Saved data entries

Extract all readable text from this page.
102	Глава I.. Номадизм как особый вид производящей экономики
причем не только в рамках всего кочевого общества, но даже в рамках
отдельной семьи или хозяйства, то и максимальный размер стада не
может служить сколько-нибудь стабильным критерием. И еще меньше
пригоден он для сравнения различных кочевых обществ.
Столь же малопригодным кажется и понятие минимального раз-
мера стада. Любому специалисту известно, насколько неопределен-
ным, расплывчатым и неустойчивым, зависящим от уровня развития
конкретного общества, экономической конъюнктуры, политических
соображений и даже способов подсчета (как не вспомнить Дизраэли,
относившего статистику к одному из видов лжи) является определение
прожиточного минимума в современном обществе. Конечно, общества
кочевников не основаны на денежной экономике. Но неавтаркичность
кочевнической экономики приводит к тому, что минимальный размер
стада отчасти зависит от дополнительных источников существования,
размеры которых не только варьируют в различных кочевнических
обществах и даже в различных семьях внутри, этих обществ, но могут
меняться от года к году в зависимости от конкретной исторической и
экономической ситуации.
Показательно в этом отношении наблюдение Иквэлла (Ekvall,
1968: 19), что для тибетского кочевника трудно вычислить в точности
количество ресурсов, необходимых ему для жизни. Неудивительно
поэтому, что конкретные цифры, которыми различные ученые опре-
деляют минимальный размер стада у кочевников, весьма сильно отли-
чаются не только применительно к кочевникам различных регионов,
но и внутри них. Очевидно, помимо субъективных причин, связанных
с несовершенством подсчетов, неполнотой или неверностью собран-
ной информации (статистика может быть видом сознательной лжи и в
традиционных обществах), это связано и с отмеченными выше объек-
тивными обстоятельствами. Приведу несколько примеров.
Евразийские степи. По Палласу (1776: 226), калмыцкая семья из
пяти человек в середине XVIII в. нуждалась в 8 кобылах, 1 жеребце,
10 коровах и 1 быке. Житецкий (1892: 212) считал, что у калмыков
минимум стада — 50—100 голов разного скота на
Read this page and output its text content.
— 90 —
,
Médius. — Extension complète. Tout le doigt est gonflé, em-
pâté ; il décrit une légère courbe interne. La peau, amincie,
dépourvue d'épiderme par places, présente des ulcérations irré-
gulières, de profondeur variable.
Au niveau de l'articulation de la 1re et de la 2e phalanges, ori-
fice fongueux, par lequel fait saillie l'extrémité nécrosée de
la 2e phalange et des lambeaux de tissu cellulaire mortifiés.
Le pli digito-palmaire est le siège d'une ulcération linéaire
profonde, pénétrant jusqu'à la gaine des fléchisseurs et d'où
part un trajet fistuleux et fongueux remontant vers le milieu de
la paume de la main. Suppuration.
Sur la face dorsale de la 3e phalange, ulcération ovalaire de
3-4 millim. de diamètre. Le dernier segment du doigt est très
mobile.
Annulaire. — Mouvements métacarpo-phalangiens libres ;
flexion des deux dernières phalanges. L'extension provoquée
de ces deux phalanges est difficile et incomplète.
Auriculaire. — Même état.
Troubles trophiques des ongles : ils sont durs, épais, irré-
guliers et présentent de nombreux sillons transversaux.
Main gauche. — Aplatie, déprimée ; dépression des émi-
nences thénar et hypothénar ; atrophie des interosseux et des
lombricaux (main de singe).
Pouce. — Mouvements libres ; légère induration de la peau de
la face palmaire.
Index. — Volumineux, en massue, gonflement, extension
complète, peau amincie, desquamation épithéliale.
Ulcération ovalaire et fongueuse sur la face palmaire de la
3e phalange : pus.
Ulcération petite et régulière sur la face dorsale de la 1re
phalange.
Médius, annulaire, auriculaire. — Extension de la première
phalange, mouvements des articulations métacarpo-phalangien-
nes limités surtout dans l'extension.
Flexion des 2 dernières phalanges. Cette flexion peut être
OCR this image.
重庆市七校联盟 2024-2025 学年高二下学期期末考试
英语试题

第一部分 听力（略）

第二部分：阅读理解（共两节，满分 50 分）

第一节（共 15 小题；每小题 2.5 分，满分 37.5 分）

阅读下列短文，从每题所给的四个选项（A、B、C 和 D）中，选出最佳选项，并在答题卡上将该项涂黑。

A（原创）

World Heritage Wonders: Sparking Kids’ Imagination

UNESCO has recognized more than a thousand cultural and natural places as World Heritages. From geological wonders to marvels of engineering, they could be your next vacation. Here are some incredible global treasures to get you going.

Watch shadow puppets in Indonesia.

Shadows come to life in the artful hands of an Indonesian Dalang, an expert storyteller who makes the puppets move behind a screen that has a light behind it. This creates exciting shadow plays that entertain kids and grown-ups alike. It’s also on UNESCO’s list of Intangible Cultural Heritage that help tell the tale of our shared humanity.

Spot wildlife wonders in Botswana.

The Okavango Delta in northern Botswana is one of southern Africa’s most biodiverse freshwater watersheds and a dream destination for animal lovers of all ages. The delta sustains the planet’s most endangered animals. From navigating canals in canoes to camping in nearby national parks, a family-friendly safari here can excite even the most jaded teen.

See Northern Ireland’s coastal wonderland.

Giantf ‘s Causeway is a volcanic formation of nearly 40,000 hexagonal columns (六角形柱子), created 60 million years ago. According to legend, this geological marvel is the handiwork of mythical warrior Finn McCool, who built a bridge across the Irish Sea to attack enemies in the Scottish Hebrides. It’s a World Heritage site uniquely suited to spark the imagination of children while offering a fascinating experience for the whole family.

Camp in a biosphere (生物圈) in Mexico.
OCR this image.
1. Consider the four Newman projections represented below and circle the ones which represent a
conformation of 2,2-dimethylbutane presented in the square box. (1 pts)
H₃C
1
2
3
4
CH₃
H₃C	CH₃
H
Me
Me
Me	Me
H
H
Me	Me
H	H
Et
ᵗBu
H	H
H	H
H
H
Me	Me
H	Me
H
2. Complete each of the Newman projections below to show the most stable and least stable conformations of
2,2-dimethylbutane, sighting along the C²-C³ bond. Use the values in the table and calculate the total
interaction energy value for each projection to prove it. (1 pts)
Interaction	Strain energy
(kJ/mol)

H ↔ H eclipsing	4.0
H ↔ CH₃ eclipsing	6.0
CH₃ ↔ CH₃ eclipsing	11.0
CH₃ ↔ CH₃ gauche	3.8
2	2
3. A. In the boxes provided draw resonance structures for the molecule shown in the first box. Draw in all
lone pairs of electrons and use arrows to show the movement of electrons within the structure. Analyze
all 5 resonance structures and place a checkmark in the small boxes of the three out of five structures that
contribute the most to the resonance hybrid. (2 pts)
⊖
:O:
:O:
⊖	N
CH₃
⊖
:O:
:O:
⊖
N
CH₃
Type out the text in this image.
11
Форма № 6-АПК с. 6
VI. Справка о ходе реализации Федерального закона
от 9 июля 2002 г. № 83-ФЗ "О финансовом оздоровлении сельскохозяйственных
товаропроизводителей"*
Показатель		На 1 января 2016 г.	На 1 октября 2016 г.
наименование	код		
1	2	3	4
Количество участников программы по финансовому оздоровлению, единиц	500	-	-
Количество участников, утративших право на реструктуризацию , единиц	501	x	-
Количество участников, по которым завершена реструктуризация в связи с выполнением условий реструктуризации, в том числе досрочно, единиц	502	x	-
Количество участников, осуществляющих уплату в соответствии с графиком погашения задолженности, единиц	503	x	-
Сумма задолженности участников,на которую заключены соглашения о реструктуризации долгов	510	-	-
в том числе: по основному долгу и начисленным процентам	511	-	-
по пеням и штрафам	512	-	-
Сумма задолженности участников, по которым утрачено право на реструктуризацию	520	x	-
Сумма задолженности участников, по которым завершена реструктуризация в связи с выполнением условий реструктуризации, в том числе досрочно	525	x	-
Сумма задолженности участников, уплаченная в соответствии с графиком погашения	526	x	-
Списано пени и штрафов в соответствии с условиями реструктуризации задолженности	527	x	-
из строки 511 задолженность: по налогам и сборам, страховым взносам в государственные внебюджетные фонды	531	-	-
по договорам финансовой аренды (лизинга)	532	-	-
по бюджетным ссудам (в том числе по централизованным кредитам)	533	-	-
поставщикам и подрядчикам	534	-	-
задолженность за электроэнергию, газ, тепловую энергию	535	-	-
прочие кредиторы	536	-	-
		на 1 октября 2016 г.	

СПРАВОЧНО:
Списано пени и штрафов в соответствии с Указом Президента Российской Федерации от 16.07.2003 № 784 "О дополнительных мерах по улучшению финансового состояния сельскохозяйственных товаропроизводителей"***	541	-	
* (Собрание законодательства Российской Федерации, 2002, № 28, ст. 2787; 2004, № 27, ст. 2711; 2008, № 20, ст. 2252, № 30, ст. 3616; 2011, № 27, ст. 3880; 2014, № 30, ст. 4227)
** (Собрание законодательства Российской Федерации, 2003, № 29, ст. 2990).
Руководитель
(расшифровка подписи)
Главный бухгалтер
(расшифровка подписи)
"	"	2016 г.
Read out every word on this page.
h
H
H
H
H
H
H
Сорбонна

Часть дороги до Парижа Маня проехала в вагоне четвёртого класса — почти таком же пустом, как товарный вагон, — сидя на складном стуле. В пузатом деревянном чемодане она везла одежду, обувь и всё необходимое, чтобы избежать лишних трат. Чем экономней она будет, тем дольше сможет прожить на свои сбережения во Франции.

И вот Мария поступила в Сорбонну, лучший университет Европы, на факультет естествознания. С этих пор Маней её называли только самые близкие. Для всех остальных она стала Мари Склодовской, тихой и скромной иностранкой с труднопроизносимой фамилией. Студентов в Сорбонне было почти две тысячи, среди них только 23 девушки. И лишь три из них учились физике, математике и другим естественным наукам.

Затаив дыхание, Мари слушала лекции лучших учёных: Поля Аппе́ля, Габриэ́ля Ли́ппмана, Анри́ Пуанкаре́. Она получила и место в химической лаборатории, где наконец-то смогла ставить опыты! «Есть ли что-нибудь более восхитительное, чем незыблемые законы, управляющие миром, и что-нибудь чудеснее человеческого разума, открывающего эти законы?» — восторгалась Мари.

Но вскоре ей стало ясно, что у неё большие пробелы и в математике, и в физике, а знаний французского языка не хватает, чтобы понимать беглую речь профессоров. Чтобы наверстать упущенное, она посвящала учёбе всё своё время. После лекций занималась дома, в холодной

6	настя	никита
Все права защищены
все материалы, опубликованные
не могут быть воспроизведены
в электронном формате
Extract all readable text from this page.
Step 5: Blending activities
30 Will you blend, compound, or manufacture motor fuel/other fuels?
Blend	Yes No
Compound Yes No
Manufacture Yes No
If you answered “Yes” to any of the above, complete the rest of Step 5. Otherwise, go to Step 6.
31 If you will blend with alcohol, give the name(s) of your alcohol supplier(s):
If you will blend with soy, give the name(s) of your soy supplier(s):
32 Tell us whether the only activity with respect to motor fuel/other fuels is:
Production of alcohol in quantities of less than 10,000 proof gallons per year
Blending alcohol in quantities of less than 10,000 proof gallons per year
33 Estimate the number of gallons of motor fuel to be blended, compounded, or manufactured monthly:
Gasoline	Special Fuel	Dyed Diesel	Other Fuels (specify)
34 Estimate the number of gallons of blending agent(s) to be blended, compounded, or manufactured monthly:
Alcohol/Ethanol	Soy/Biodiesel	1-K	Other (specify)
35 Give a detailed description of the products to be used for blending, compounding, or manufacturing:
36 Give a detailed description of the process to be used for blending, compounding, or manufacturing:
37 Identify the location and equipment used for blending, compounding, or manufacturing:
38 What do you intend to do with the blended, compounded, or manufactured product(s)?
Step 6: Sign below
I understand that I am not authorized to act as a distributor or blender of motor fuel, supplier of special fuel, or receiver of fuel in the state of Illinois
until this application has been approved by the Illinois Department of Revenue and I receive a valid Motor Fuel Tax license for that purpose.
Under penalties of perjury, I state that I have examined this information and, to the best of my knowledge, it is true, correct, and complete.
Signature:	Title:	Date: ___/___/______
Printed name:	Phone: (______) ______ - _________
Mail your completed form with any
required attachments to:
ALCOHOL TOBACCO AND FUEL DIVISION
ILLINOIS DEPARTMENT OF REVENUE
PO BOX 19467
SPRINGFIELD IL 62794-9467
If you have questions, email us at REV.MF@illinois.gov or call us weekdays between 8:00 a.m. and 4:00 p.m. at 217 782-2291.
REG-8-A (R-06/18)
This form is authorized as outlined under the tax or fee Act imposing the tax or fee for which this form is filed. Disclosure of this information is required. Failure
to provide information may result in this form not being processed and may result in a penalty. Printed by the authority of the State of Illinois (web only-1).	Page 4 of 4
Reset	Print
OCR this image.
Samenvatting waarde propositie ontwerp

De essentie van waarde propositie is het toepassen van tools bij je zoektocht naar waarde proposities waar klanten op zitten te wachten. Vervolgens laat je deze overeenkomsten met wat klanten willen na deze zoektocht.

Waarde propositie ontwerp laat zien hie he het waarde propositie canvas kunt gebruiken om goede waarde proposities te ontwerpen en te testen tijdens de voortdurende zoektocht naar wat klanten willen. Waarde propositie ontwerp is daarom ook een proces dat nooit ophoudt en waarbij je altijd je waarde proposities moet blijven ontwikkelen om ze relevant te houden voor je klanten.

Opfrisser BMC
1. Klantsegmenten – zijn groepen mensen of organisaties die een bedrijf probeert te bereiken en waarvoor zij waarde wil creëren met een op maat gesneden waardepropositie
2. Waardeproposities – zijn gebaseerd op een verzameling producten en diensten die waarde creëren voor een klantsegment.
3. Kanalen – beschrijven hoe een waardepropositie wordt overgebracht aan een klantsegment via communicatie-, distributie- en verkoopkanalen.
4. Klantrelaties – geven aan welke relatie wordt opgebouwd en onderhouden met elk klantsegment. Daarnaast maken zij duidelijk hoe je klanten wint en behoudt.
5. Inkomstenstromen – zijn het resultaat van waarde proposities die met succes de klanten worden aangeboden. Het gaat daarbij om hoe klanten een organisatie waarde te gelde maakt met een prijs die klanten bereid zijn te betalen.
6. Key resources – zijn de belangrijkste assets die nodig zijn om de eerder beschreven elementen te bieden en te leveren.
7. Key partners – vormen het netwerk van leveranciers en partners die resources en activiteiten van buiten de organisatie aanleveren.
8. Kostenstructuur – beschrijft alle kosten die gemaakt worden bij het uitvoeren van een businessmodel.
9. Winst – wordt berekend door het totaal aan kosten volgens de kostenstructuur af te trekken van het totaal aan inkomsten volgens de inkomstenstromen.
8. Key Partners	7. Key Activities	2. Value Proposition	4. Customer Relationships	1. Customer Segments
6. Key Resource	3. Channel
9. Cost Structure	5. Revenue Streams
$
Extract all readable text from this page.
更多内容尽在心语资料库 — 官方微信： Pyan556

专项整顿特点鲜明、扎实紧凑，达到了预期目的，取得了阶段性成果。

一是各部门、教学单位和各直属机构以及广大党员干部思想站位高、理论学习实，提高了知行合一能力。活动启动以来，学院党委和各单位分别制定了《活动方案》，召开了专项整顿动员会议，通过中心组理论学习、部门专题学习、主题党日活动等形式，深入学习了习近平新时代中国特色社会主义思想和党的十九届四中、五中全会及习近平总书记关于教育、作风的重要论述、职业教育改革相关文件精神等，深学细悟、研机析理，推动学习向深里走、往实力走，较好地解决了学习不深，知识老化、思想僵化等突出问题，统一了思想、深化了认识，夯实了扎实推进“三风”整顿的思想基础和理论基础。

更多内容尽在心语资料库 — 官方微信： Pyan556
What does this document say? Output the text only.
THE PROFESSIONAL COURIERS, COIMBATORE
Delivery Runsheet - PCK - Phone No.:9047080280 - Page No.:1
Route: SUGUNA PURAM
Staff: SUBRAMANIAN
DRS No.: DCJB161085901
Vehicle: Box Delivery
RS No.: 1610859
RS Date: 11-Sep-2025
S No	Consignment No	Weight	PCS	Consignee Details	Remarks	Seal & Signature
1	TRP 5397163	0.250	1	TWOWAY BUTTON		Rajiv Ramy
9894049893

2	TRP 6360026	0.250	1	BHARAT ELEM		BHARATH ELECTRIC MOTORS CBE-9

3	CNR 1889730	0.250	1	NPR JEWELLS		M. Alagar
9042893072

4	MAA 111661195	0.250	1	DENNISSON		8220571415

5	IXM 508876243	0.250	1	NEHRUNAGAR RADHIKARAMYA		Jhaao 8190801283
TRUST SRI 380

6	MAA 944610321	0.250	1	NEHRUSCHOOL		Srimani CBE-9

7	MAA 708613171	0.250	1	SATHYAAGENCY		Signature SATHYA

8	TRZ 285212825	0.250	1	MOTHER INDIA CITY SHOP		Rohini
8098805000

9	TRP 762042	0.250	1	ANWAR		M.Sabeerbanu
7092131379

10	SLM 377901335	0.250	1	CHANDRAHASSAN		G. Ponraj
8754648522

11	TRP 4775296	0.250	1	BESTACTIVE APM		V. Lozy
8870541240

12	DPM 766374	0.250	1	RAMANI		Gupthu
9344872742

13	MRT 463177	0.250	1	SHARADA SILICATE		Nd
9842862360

*WORK INSTRUCTIONS*. Pull out every line containing "числе".

*ANSWER TO THIS EXERCISE*.
Количество участников, по которым завершена реструктуризация в связи с выполнением условий реструктуризации, в том числе досрочно, единиц	502	x	-
в том числе: по основному долгу и начисленным процентам	511	-	-
Сумма задолженности участников, по которым завершена реструктуризация в связи с выполнением условий реструктуризации, в том числе досрочно	525	x	-
по бюджетным ссудам (в том числе по централизованным кредитам)	533	-	-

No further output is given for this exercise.